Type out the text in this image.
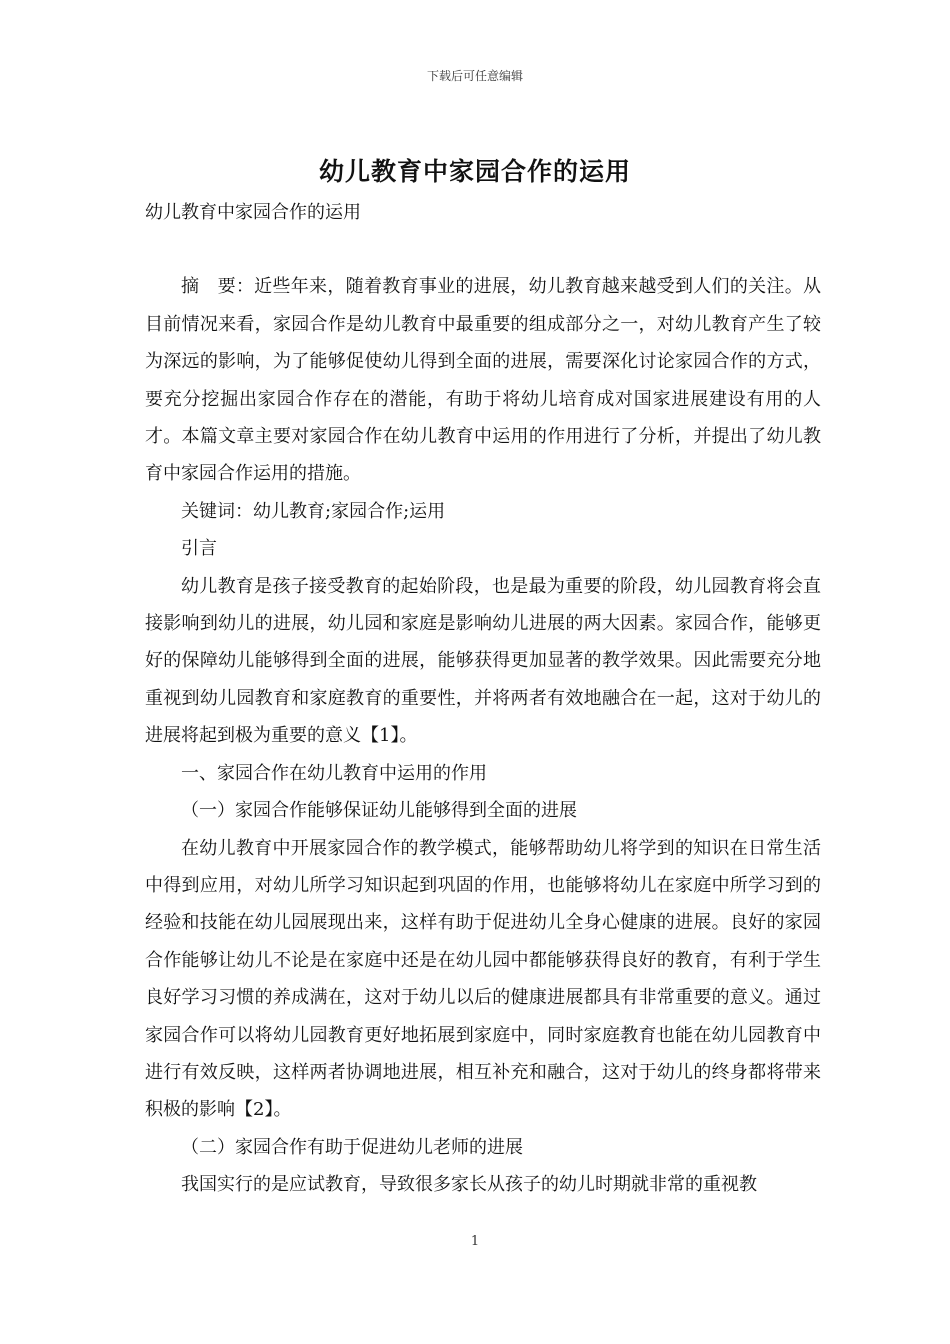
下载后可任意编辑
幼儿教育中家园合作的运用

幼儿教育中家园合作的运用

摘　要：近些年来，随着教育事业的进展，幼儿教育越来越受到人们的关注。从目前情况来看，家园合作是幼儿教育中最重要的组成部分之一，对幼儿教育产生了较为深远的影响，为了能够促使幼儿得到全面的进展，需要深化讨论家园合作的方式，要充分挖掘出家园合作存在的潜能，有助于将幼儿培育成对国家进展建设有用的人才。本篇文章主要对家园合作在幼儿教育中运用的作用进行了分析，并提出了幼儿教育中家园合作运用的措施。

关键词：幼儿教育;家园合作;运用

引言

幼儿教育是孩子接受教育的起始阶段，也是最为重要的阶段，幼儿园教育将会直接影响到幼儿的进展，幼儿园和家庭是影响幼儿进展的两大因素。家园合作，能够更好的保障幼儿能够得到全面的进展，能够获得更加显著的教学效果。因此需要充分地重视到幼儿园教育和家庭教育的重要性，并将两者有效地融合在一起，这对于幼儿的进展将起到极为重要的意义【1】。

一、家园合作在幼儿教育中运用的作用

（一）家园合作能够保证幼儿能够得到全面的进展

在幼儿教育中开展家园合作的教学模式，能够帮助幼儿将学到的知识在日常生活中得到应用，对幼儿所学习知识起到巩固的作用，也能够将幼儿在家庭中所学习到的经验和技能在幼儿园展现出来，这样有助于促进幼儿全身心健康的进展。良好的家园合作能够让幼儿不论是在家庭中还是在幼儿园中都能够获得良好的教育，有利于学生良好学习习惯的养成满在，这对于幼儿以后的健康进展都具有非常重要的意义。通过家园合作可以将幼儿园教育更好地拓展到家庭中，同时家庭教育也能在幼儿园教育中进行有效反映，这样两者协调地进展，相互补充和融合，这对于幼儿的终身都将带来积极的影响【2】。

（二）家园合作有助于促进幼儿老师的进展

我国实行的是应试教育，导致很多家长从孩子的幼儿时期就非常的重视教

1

-=-=-

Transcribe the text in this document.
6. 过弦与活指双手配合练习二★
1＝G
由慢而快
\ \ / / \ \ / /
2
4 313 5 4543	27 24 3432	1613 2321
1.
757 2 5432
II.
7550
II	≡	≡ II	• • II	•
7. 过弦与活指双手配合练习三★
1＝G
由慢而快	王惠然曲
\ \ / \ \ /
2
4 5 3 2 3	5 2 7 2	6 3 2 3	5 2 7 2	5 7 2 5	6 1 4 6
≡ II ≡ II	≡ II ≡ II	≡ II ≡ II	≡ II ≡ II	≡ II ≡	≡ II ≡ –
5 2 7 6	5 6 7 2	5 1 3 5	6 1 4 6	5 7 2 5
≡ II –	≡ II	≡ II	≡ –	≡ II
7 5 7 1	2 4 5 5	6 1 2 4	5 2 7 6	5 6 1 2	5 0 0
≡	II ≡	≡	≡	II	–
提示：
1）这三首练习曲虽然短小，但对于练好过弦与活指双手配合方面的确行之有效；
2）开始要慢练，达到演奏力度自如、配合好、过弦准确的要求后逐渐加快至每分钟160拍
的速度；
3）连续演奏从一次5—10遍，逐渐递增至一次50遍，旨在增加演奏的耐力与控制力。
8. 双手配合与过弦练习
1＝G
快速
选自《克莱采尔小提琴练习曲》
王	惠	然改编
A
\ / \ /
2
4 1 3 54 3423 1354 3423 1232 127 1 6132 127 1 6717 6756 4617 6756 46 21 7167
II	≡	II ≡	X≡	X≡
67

-=-=-

§ TASK BRIEF:
Determine how many lines of the data contain the word "this", and reply with that number only.

§ EXERCISE ANSWER:
2